RAW DATA.
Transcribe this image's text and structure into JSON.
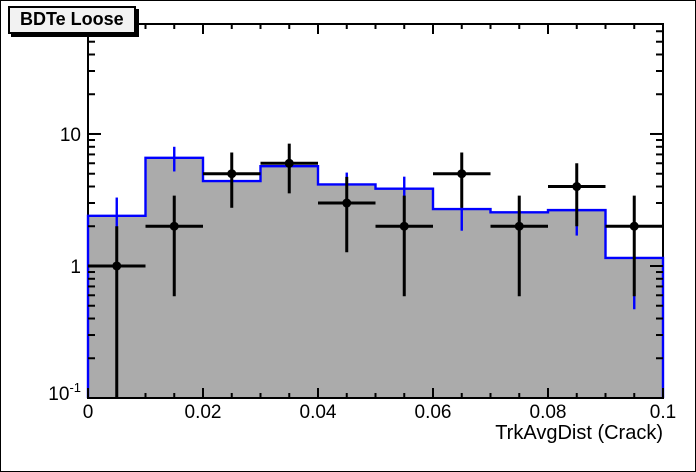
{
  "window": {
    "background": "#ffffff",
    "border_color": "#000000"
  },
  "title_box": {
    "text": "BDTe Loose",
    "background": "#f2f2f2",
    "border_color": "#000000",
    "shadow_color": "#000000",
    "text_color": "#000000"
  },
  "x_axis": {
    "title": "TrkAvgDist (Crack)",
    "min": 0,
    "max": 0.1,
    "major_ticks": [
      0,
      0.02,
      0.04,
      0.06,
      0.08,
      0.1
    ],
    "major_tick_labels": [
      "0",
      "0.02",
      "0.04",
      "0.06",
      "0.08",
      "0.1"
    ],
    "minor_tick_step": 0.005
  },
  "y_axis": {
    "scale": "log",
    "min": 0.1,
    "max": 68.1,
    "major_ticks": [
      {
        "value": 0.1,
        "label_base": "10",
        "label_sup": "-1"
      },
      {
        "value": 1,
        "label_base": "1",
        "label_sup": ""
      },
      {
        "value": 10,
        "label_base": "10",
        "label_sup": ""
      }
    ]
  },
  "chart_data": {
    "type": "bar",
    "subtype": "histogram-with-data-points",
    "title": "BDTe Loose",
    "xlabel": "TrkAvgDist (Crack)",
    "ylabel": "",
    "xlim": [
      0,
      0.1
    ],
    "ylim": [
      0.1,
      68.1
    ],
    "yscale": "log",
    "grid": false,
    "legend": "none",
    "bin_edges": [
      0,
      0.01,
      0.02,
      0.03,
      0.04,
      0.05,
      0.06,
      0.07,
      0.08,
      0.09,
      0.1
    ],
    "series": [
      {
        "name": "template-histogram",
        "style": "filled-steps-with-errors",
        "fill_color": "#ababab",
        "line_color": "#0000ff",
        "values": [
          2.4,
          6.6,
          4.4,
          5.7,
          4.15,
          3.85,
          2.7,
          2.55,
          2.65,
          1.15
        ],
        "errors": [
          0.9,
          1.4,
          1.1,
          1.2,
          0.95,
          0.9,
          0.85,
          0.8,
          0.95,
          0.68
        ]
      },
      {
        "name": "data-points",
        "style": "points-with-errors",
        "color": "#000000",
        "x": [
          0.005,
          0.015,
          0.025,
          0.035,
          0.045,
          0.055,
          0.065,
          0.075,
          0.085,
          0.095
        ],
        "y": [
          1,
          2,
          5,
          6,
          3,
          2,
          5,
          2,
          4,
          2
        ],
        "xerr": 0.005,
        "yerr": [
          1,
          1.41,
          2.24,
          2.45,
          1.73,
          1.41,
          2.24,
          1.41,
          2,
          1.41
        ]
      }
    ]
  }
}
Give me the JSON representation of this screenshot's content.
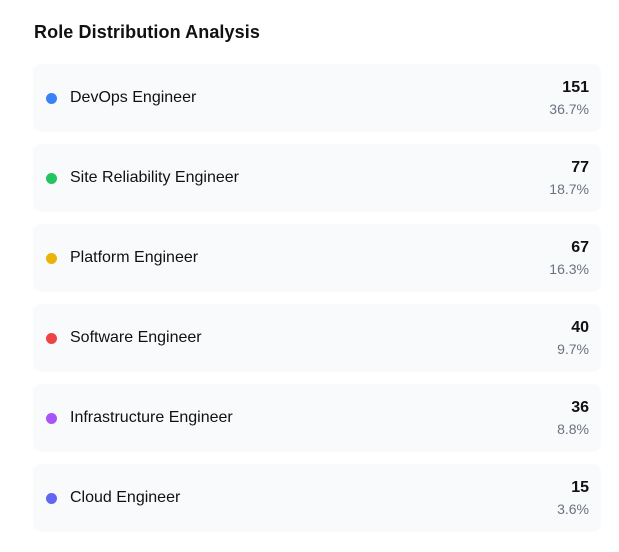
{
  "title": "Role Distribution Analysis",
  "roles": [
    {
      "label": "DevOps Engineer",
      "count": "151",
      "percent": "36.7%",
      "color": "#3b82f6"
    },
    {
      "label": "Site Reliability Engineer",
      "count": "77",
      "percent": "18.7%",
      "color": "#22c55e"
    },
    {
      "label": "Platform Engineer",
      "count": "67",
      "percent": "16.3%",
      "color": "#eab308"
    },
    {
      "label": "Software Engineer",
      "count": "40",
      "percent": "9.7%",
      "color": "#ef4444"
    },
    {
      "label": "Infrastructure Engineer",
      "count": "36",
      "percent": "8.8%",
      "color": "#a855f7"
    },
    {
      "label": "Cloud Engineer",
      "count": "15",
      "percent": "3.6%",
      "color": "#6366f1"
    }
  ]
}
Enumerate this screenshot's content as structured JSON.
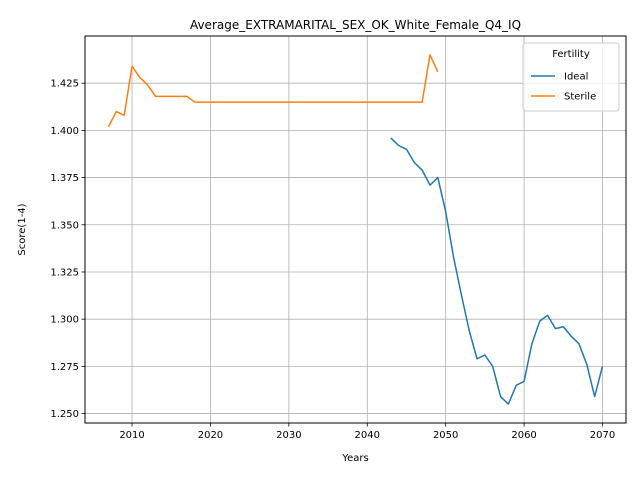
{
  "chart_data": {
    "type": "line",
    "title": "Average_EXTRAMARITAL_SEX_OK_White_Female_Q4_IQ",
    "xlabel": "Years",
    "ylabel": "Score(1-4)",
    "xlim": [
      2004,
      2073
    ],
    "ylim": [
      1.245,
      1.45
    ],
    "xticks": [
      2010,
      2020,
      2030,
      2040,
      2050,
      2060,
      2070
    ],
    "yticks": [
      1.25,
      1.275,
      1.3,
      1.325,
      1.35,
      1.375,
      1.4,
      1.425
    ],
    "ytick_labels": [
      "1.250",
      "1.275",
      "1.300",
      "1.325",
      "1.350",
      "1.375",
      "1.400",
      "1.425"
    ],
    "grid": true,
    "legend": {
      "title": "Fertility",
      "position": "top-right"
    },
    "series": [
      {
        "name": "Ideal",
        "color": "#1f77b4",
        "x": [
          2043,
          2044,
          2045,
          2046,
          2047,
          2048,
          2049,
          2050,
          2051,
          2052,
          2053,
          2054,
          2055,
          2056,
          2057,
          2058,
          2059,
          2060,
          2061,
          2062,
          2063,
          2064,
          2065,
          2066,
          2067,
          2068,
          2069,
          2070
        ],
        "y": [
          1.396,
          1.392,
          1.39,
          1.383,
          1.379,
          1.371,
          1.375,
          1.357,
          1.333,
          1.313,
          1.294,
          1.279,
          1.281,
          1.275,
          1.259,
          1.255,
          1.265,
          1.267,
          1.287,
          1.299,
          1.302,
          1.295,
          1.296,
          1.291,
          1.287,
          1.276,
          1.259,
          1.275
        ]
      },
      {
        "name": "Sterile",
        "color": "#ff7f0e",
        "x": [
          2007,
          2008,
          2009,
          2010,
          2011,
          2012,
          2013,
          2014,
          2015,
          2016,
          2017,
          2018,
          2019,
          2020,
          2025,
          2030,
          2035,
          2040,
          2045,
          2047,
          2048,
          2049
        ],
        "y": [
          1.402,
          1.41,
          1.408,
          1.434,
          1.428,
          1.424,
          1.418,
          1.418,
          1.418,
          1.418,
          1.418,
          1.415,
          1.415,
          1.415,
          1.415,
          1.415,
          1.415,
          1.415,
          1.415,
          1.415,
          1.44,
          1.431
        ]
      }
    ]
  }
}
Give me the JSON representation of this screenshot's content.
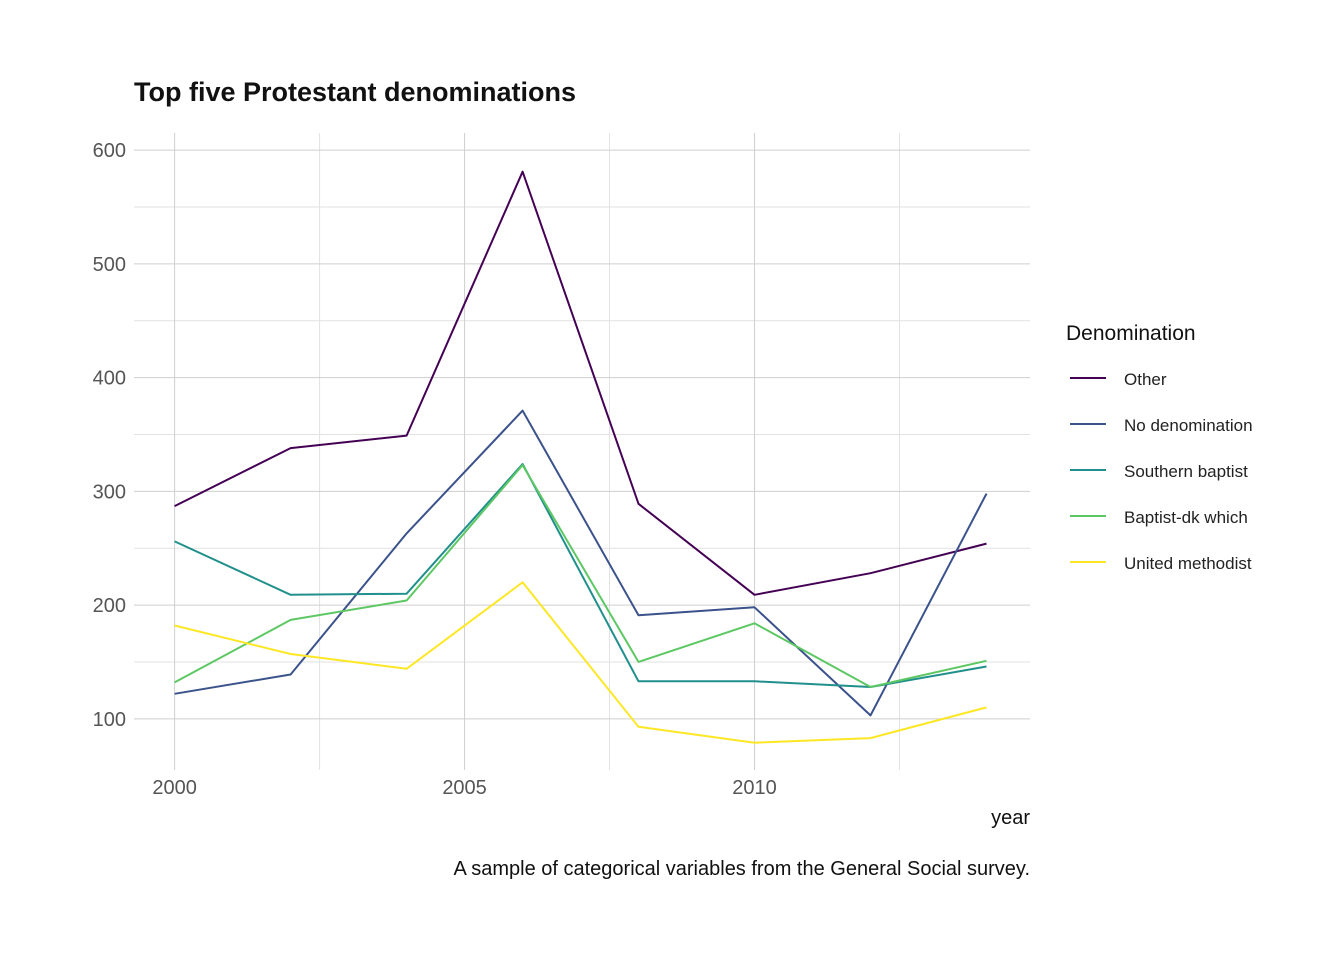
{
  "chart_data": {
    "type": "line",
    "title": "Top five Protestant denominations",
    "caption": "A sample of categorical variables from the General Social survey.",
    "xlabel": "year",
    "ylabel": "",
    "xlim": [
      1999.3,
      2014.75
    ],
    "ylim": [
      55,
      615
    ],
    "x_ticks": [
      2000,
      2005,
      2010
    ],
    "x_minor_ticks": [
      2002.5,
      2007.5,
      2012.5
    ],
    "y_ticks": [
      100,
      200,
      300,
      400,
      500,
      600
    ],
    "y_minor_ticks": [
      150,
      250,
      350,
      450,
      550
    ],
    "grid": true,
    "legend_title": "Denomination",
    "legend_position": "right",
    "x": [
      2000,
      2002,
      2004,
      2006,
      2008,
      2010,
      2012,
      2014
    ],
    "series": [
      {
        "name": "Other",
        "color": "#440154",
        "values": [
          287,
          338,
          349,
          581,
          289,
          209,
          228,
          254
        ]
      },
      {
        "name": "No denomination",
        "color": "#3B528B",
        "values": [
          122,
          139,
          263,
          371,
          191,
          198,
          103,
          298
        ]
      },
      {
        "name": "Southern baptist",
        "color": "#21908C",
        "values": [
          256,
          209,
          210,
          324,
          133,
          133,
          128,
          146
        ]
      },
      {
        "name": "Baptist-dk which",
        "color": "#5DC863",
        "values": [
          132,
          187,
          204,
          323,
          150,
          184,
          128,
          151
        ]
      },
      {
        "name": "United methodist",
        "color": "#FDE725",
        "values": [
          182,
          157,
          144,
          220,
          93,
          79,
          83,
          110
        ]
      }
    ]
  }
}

AIM OF THE TASK.
Identify the lines that hold the word "JSON". Copy every one of them.

EXERCISE OUTPUT.
Transcribe this image's text and structure into JSON.
Give me the JSON representation of this screenshot's content.
Enumerate this screenshot's content as structured JSON.
Give me the JSON representation of this screenshot's content.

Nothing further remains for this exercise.